Given request => Give the data below again exactly as written, without its pictures.

— Start of Provided records —

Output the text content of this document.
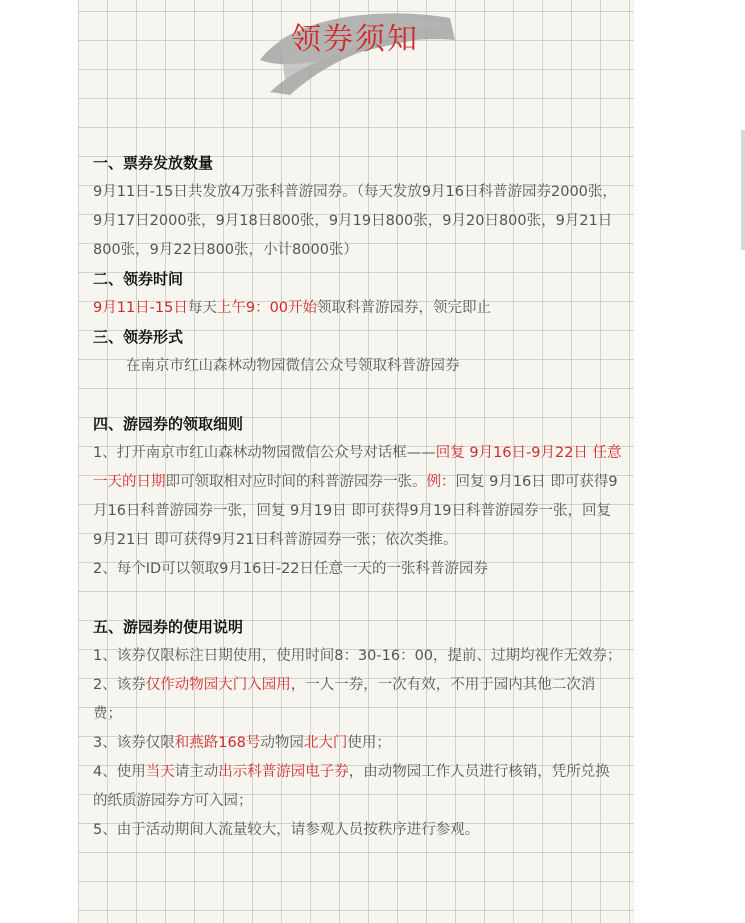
领券须知
一、票券发放数量
9月11日-15日共发放4万张科普游园券。（每天发放9月16日科普游园券2000张，9月17日2000张，9月18日800张，9月19日800张，9月20日800张，9月21日800张，9月22日800张，小计8000张）
二、领券时间
9月11日-15日每天上午9：00开始领取科普游园券，领完即止
三、领券形式
在南京市红山森林动物园微信公众号领取科普游园券
四、游园券的领取细则
1、打开南京市红山森林动物园微信公众号对话框——回复 9月16日-9月22日 任意一天的日期即可领取相对应时间的科普游园券一张。例：回复 9月16日 即可获得9月16日科普游园券一张，回复 9月19日 即可获得9月19日科普游园券一张，回复 9月21日 即可获得9月21日科普游园券一张；依次类推。
2、每个ID可以领取9月16日-22日任意一天的一张科普游园券
五、游园券的使用说明
1、该券仅限标注日期使用，使用时间8：30-16：00，提前、过期均视作无效券；
2、该券仅作动物园大门入园用，一人一券，一次有效，不用于园内其他二次消费；
3、该券仅限和燕路168号动物园北大门使用；
4、使用当天请主动出示科普游园电子券，由动物园工作人员进行核销，凭所兑换的纸质游园券方可入园；
5、由于活动期间人流量较大，请参观人员按秩序进行参观。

— End of Provided records —

Solution to this task =>
Output the text content of this document.
领券须知
一、票券发放数量
9月11日-15日共发放4万张科普游园券。（每天发放9月16日科普游园券2000张，9月17日2000张，9月18日800张，9月19日800张，9月20日800张，9月21日800张，9月22日800张，小计8000张）
二、领券时间
9月11日-15日每天上午9：00开始领取科普游园券，领完即止
三、领券形式
在南京市红山森林动物园微信公众号领取科普游园券
四、游园券的领取细则
1、打开南京市红山森林动物园微信公众号对话框——回复 9月16日-9月22日 任意一天的日期即可领取相对应时间的科普游园券一张。例：回复 9月16日 即可获得9月16日科普游园券一张，回复 9月19日 即可获得9月19日科普游园券一张，回复 9月21日 即可获得9月21日科普游园券一张；依次类推。
2、每个ID可以领取9月16日-22日任意一天的一张科普游园券
五、游园券的使用说明
1、该券仅限标注日期使用，使用时间8：30-16：00，提前、过期均视作无效券；
2、该券仅作动物园大门入园用，一人一券，一次有效，不用于园内其他二次消费；
3、该券仅限和燕路168号动物园北大门使用；
4、使用当天请主动出示科普游园电子券，由动物园工作人员进行核销，凭所兑换的纸质游园券方可入园；
5、由于活动期间人流量较大，请参观人员按秩序进行参观。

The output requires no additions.